* **Exercise instructions**:
Find the word "alphanumeric" in the listing; pull out each line holding it.

Saved data entries:
————————

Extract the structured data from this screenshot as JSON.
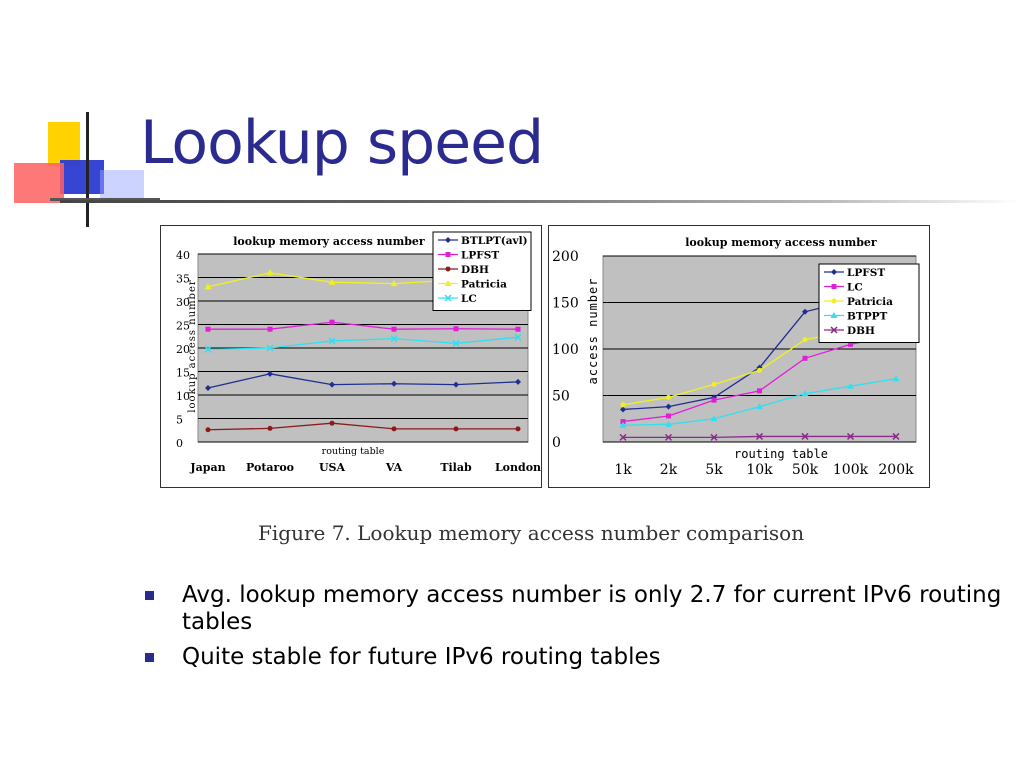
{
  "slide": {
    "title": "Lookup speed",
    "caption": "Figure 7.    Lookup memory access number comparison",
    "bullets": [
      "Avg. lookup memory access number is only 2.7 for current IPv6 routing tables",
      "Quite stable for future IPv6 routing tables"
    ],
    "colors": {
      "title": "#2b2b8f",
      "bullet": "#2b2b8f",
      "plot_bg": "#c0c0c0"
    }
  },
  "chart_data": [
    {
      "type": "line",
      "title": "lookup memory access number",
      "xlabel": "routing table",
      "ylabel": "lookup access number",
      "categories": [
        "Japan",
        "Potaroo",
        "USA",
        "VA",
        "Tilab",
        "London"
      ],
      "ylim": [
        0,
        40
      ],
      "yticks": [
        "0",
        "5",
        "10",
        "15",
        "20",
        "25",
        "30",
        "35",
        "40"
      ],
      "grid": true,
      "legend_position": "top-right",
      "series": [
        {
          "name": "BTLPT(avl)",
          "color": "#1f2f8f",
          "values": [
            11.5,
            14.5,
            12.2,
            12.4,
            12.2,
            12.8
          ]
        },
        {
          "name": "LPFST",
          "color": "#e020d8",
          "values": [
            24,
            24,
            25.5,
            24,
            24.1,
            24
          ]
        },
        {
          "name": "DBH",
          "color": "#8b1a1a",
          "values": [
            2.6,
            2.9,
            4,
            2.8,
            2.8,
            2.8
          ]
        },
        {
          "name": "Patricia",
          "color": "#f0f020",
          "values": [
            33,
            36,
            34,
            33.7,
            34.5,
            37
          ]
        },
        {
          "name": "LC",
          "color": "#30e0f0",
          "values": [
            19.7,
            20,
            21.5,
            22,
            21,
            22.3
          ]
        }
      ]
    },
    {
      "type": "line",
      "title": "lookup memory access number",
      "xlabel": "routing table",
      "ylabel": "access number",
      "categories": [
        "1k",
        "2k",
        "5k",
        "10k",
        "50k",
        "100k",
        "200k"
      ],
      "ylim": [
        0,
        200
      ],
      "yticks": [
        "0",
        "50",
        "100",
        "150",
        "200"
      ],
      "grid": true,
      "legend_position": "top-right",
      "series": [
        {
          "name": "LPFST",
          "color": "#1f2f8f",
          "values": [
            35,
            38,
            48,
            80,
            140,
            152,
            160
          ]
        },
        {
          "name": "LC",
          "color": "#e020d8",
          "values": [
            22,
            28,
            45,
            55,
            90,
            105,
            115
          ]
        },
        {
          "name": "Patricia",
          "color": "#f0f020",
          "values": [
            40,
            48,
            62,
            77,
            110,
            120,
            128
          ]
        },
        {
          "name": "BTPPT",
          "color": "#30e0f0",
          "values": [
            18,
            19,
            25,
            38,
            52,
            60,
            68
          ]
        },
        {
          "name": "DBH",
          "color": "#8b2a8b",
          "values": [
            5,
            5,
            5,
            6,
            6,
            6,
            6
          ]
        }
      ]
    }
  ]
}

————————

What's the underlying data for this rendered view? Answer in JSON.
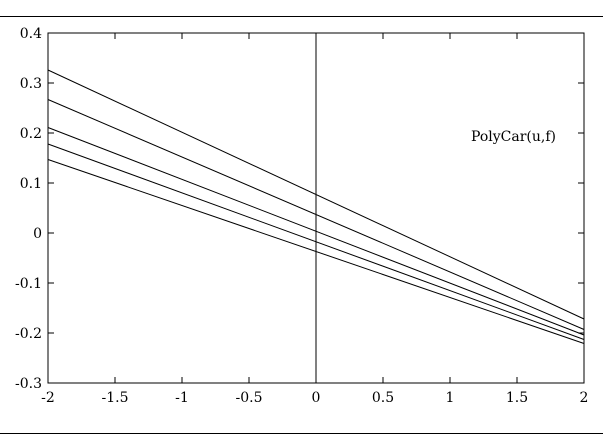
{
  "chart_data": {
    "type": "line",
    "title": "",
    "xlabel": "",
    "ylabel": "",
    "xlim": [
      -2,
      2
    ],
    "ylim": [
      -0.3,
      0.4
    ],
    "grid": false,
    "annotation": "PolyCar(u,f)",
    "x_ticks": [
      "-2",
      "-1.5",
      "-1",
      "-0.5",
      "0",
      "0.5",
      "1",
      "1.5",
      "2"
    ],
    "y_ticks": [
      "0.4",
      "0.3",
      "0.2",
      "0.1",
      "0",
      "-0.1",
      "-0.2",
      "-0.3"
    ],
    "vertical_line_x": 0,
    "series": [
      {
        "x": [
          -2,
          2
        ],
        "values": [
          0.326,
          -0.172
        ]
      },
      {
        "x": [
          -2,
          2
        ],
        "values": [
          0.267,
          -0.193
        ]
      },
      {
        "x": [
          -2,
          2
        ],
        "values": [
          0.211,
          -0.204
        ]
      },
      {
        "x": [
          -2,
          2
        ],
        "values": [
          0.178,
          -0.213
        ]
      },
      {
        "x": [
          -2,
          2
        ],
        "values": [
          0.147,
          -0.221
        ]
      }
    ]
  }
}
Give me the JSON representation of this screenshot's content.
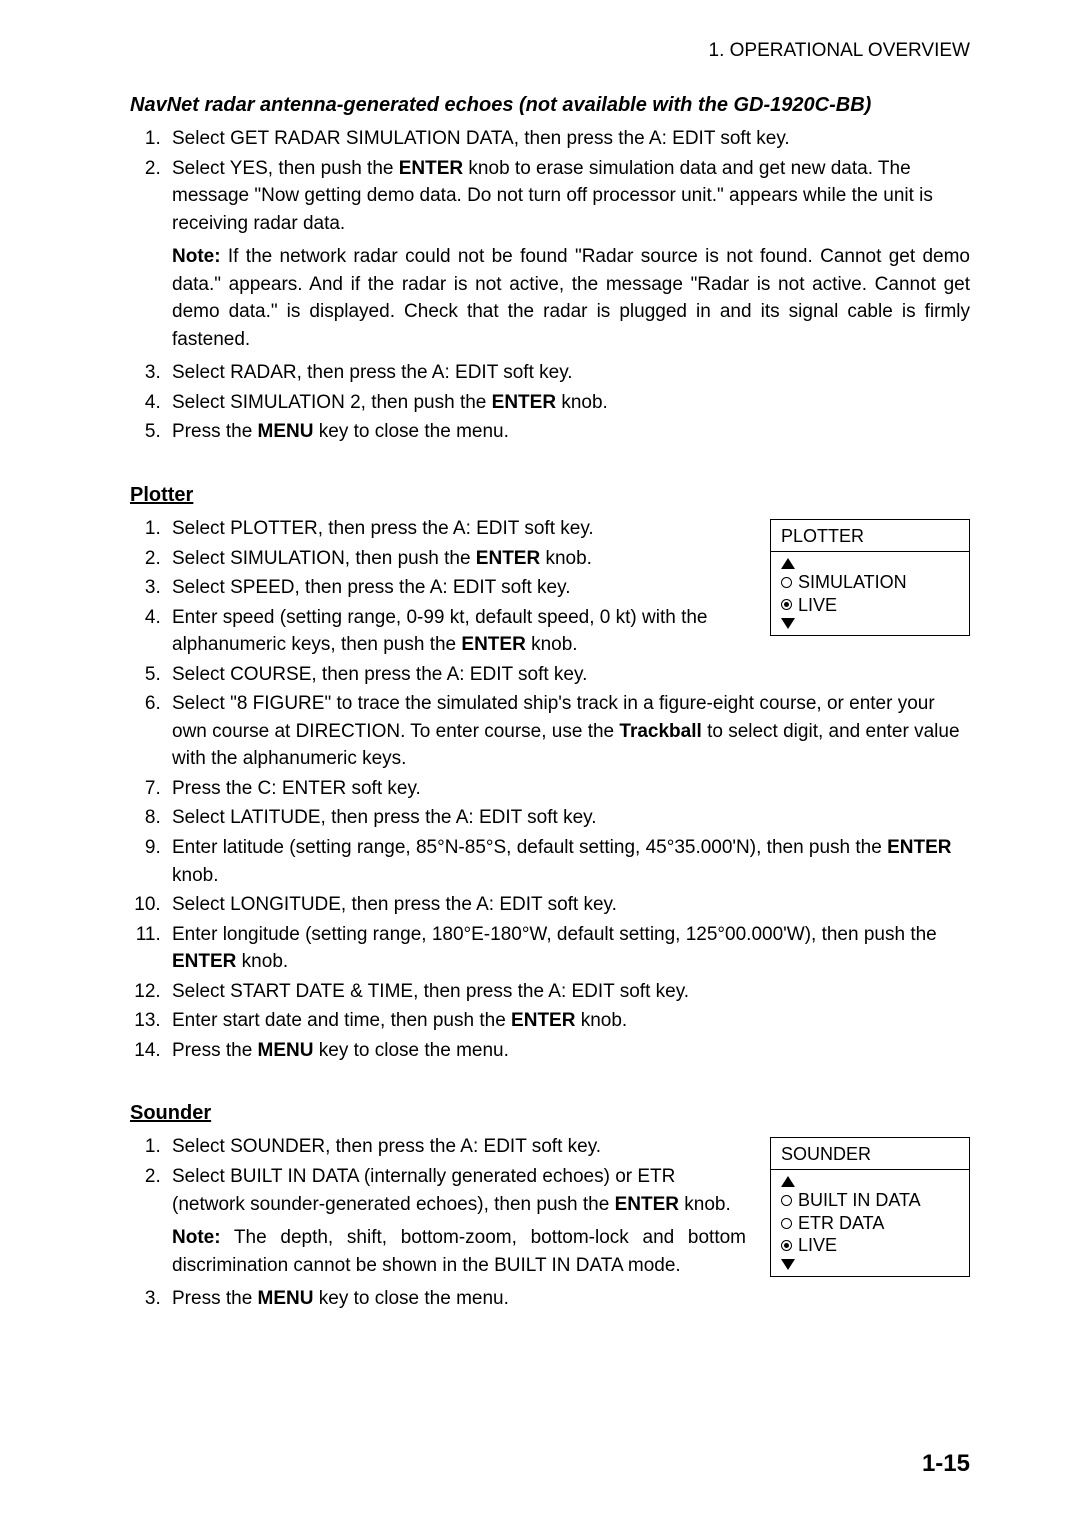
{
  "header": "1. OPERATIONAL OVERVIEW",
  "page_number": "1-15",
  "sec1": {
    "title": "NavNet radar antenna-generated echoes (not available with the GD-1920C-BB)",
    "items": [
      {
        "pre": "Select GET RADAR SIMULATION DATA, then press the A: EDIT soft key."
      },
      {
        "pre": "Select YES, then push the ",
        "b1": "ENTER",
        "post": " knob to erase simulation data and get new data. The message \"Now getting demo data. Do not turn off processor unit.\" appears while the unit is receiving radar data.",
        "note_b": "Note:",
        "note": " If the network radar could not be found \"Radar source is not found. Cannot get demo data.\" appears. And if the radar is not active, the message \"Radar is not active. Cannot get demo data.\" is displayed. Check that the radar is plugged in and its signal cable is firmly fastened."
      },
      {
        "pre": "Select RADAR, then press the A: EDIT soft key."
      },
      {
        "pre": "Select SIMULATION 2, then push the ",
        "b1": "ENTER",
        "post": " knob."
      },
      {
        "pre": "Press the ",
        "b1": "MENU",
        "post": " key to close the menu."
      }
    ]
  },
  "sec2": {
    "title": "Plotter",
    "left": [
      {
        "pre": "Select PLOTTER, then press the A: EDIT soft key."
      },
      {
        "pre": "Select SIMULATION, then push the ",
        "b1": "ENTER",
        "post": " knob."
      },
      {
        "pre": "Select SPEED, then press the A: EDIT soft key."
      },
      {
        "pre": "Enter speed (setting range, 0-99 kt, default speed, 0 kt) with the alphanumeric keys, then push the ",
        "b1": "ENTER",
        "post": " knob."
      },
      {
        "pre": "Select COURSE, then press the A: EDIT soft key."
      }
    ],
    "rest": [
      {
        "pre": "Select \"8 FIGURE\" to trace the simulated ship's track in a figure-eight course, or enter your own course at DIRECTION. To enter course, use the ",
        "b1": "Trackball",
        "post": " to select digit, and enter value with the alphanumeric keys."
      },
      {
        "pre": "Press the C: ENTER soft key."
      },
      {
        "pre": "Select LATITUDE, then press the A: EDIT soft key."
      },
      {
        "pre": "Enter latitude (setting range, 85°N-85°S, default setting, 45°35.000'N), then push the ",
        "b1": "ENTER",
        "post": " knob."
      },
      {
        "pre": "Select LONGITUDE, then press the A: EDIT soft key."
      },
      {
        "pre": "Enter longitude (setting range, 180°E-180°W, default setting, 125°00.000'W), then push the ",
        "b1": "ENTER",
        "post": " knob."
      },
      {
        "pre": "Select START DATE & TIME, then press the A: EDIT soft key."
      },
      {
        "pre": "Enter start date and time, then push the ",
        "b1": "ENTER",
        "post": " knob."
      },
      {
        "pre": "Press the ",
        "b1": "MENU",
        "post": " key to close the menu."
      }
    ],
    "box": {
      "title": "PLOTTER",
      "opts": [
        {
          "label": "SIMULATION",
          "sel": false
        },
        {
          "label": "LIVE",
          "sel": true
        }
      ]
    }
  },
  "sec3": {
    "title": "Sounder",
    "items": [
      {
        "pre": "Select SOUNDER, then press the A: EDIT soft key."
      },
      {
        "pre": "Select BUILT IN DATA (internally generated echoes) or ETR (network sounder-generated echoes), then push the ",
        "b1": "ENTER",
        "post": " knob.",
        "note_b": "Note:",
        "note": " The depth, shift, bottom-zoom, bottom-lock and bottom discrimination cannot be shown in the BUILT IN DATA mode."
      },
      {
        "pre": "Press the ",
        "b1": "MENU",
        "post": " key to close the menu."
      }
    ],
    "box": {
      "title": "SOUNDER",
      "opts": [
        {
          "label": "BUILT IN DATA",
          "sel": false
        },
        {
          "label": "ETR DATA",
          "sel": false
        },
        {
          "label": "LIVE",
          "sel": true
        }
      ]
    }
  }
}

————————

* **Problem solution**:
        "pre": "Enter speed (setting range, 0-99 kt, default speed, 0 kt) with the alphanumeric keys, then push the ",
        "post": " to select digit, and enter value with the alphanumeric keys."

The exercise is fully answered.